What you have to do. Find the line containing "What does this" in the entries; transcribe it and all remaining lines through the end, exactly as they appear, but not the pictures.
○ ○ ○
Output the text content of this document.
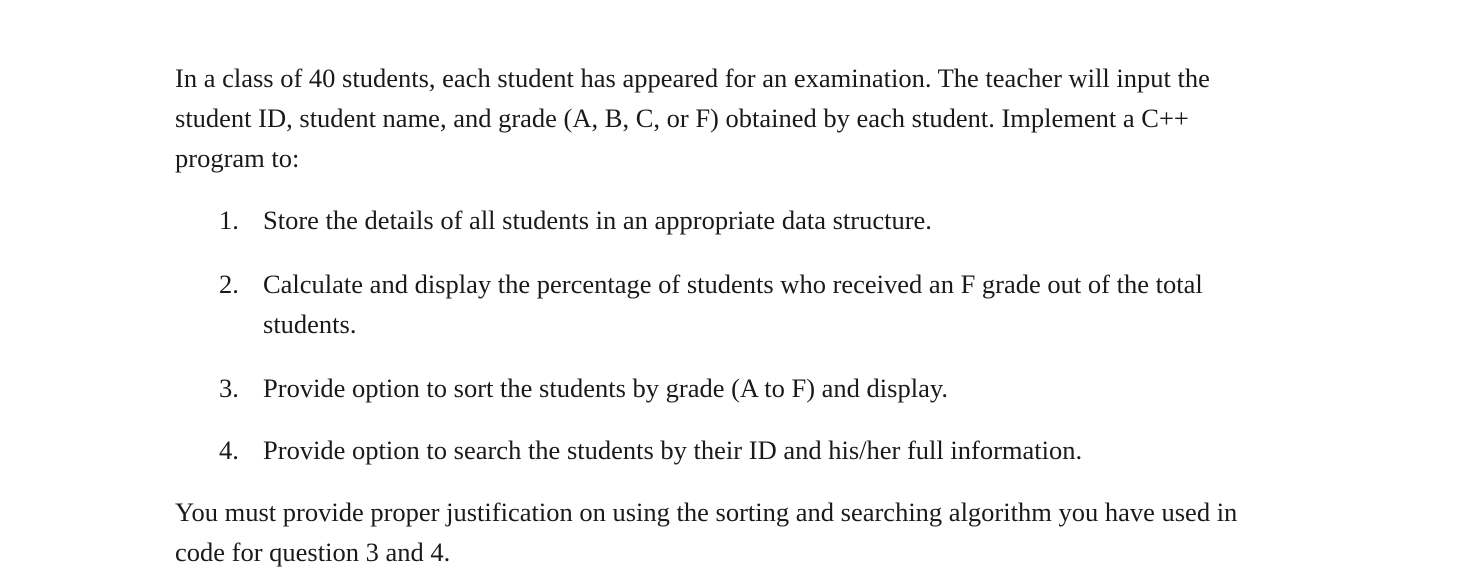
In a class of 40 students, each student has appeared for an examination. The teacher will input the student ID, student name, and grade (A, B, C, or F) obtained by each student. Implement a C++ program to:

1. Store the details of all students in an appropriate data structure.
2. Calculate and display the percentage of students who received an F grade out of the total students.
3. Provide option to sort the students by grade (A to F) and display.
4. Provide option to search the students by their ID and his/her full information.

You must provide proper justification on using the sorting and searching algorithm you have used in code for question 3 and 4.
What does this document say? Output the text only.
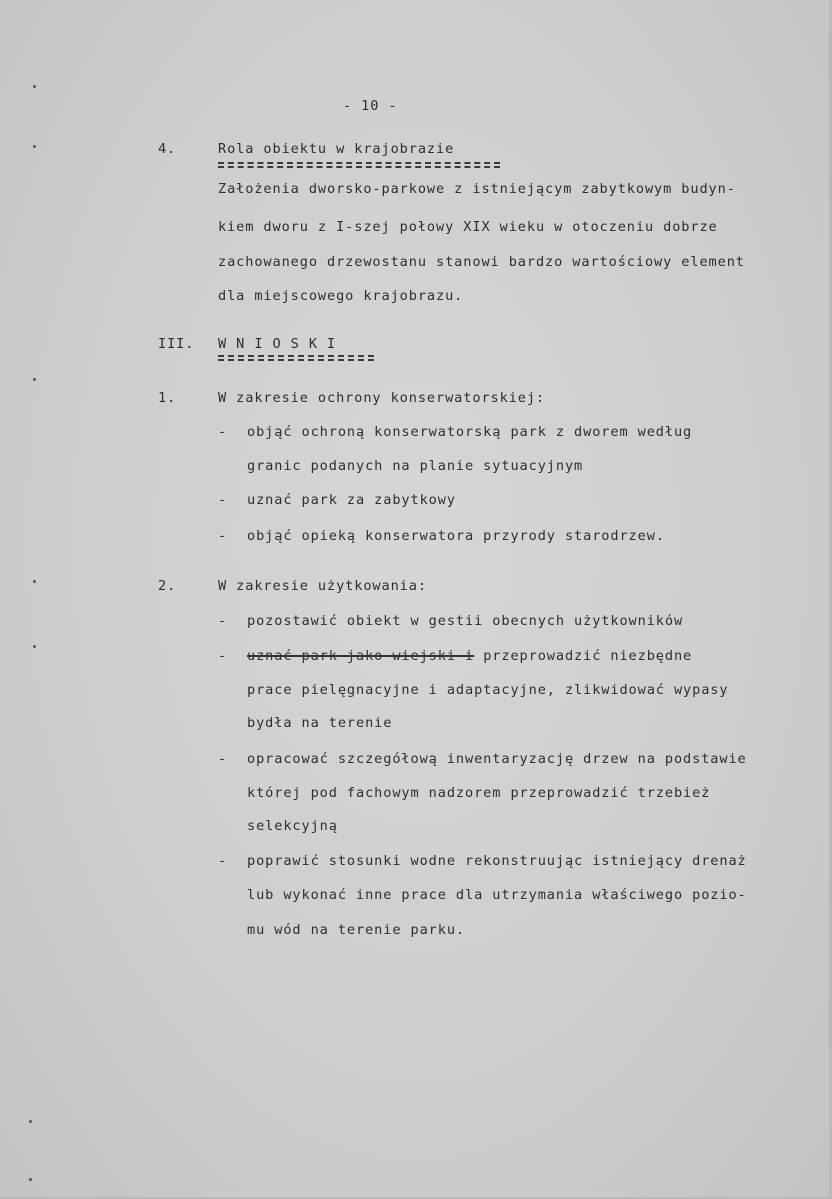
- 10 -
4.	Rola obiektu w krajobrazie
Założenia dworsko-parkowe z istniejącym zabytkowym budyn-
kiem dworu z I-szej połowy XIX wieku w otoczeniu dobrze
zachowanego drzewostanu stanowi bardzo wartościowy element
dla miejscowego krajobrazu.
III. W N I O S K I
1.	W zakresie ochrony konserwatorskiej:
- objąć ochroną konserwatorską park z dworem według
granic podanych na planie sytuacyjnym
- uznać park za zabytkowy
- objąć opieką konserwatora przyrody starodrzew.
2.	W zakresie użytkowania:
- pozostawić obiekt w gestii obecnych użytkowników
- uznać park jako wiejski i przeprowadzić niezbędne
prace pielęgnacyjne i adaptacyjne, zlikwidować wypasy
bydła na terenie
- opracować szczegółową inwentaryzację drzew na podstawie
której pod fachowym nadzorem przeprowadzić trzebież
selekcyjną
- poprawić stosunki wodne rekonstruując istniejący drenaż
lub wykonać inne prace dla utrzymania właściwego pozio-
mu wód na terenie parku.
○ ○ ○
Solution.
What does this document say? Output the text only.
- 10 -
4.	Rola obiektu w krajobrazie
Założenia dworsko-parkowe z istniejącym zabytkowym budyn-
kiem dworu z I-szej połowy XIX wieku w otoczeniu dobrze
zachowanego drzewostanu stanowi bardzo wartościowy element
dla miejscowego krajobrazu.
III. W N I O S K I
1.	W zakresie ochrony konserwatorskiej:
- objąć ochroną konserwatorską park z dworem według
granic podanych na planie sytuacyjnym
- uznać park za zabytkowy
- objąć opieką konserwatora przyrody starodrzew.
2.	W zakresie użytkowania:
- pozostawić obiekt w gestii obecnych użytkowników
- uznać park jako wiejski i przeprowadzić niezbędne
prace pielęgnacyjne i adaptacyjne, zlikwidować wypasy
bydła na terenie
- opracować szczegółową inwentaryzację drzew na podstawie
której pod fachowym nadzorem przeprowadzić trzebież
selekcyjną
- poprawić stosunki wodne rekonstruując istniejący drenaż
lub wykonać inne prace dla utrzymania właściwego pozio-
mu wód na terenie parku.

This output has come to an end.